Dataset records
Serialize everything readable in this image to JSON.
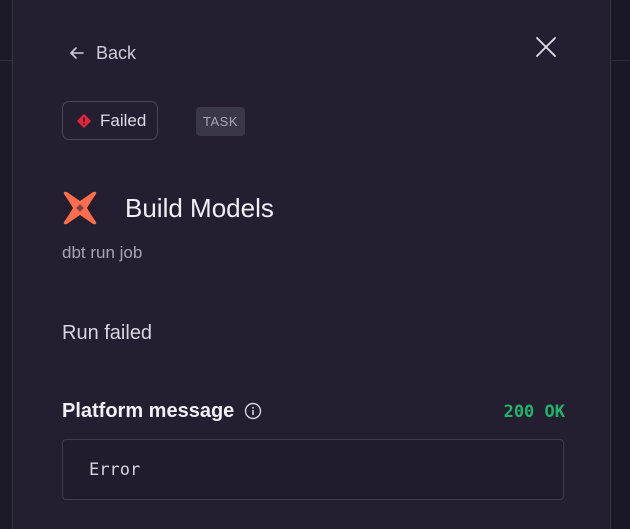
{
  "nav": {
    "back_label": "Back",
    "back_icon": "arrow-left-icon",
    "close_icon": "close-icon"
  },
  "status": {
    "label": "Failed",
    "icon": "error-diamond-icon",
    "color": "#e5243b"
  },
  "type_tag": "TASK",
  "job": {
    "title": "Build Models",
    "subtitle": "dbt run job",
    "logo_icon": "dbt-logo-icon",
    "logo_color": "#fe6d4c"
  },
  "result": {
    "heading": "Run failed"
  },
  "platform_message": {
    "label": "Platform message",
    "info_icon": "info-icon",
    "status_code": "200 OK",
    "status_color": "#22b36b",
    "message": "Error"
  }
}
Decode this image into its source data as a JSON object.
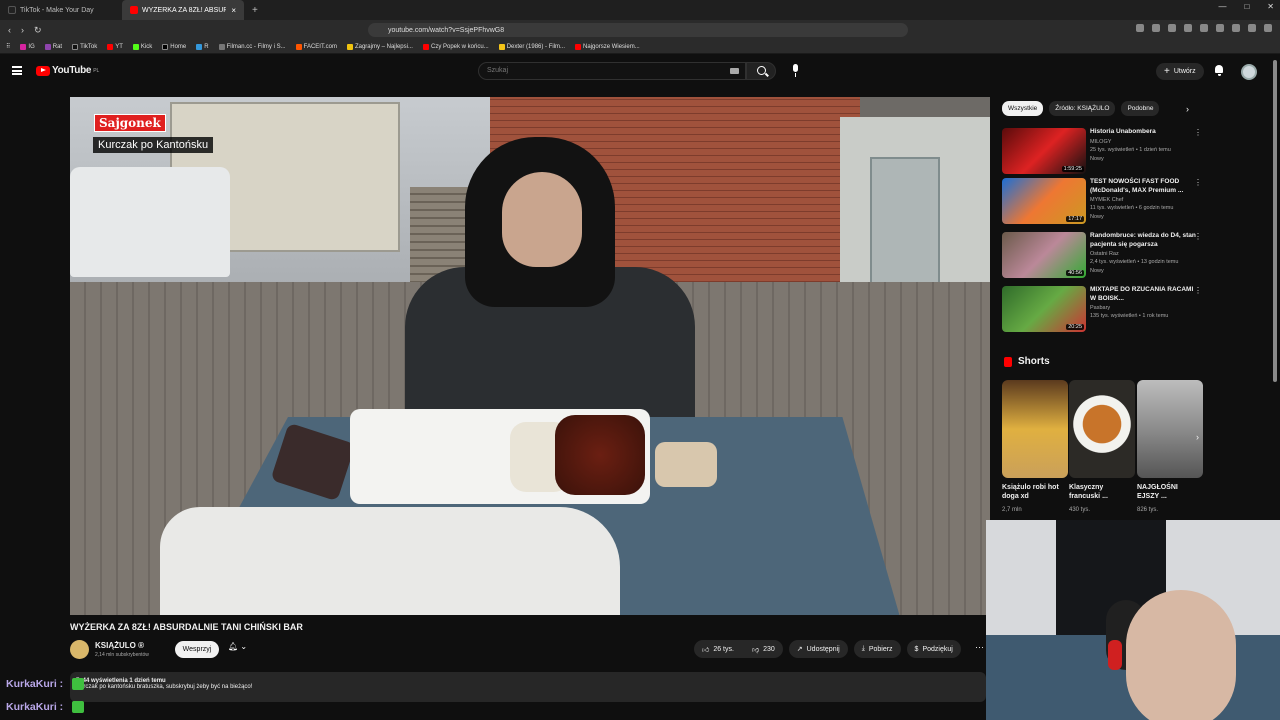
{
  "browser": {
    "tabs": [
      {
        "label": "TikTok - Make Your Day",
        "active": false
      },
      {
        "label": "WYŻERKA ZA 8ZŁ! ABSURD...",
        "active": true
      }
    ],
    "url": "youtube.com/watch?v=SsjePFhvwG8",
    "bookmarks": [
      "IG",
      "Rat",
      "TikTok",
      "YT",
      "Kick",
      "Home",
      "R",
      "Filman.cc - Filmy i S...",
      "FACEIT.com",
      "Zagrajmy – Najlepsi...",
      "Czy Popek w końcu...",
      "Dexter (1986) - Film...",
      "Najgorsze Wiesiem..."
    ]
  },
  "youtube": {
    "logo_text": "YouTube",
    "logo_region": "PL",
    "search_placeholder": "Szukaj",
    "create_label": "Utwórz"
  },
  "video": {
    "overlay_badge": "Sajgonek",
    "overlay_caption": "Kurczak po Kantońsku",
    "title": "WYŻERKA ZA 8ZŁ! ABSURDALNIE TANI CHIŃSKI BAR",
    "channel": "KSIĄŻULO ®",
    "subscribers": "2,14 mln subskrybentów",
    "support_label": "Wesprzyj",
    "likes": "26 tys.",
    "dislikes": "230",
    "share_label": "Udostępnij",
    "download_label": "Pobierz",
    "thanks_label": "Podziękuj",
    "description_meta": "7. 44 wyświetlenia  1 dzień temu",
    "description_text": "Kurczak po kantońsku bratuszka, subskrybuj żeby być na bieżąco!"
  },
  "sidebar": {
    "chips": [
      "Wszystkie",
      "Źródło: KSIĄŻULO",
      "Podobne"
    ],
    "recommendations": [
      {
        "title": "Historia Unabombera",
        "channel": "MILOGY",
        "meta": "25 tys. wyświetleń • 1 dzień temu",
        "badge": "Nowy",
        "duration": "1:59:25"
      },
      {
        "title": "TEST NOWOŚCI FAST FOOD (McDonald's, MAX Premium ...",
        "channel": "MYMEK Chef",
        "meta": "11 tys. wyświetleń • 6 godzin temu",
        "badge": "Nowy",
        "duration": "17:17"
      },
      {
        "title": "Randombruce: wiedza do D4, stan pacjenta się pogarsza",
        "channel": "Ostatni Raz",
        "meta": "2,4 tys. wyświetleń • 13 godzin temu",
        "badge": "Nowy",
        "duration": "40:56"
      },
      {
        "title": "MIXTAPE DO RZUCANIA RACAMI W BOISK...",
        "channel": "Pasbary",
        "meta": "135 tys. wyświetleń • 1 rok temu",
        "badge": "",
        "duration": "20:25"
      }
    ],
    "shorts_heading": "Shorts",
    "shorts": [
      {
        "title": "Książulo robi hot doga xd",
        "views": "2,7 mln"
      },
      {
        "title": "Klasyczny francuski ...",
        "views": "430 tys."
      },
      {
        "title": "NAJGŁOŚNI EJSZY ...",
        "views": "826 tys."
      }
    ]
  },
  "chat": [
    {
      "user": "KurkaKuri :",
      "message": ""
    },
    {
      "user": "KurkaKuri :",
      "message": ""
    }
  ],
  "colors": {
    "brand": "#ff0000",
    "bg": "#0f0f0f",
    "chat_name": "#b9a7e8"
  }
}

- [EXERCISE]:
Find the lines with the string "godzin" and reproduce them.

- [PROBLEM SOLUTION]:
        "meta": "11 tys. wyświetleń • 6 godzin temu",
        "meta": "2,4 tys. wyświetleń • 13 godzin temu",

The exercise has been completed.